ISTRUZIONI DA SEGUIRE => Ricopia parola per parola il brano sulla funzione Mute di Twitter, da "mute icon in" a "dalla terminologia tradizionale.".

ESTRATTO SELEZIONATO =>

* * * * *

Mute in Twitter [1]

Prendo spunto da una funzionalità recente di Twitter per alcune considerazioni sulla formazione dei termini, che può essere primaria (si dà un nome a un nuovo concetto) o secondaria (il concetto viene trasferito in un’altra lingua, ad es. attraverso la localizzazione).

Risemantizzazione di mute

Mute in Twitter (interfaccia web)La nuova funzionalità di Twitter consente di rendere invisibile nella propria cronologia l’attività di qualcuno che si segue, ma senza che lo sappia (rimane tra le persone che si seguono e può continuare a comunicare attraverso i messaggi diretti). Questa opzione è stata chiamata Mute, una scelta che può apparire insolita, soprattutto in un contesto di inglese come seconda lingua (E2).

Per denominare il nuovo concetto è stato attribuito un nuovo significato a un termine esistente attraverso la risemantizzazione del verbo mute nel suo significato più frequente di disattivare l’audio, probabilmente l’unico noto in E2. È un uso chiaramente metaforico: in Twitter la comunicazione non è orale ma avviene esclusivamente in forma scritta (visiva).

mute icon in TwitterL’icona scelta per identificare un utente “muted” è il noto simbolo di audio disattivato, congruente quindi con il significato che ha il termine mute nella maggior parte delle interfacce, ma non coerente con il concetto che invece rappresenta in Twitter, e quindi potenziale fonte di ambiguità (cfr. Oggetti, concetti e segni nelle interfacce).

Formazione primaria

Nella terminologia informatica, il riutilizzo di risorse lessicali esistenti attraverso analogie e metafore è uno dei metodi di formazione primaria più comuni. Ha il vantaggio di usare parole già note e quindi facili da ricordare (economia linguistica), ma può dar luogo a indeterminatezza e ambiguità che entrano in conflitto con il principio della monosemia perseguito dalla terminologia tradizionale.

* * * * *

INFORMAZIONI MOSTRATE =>
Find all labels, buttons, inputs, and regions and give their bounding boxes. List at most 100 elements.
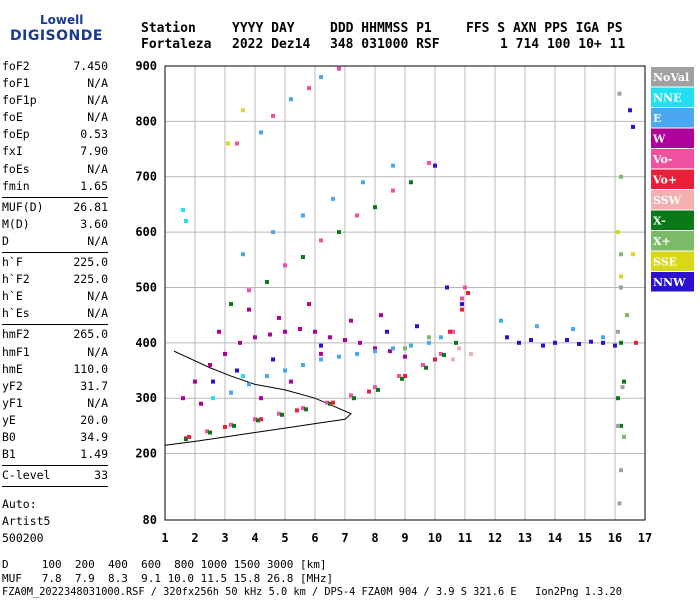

* * * * *

ESERCIZIO SVOLTO =>
mute icon in TwitterL’icona scelta per identificare un utente “muted” è il noto simbolo di audio disattivato, congruente quindi con il significato che ha il termine mute nella maggior parte delle interfacce, ma non coerente con il concetto che invece rappresenta in Twitter, e quindi potenziale fonte di ambiguità (cfr. Oggetti, concetti e segni nelle interfacce).

Formazione primaria

Nella terminologia informatica, il riutilizzo di risorse lessicali esistenti attraverso analogie e metafore è uno dei metodi di formazione primaria più comuni. Ha il vantaggio di usare parole già note e quindi facili da ricordare (economia linguistica), ma può dar luogo a indeterminatezza e ambiguità che entrano in conflitto con il principio della monosemia perseguito dalla terminologia tradizionale.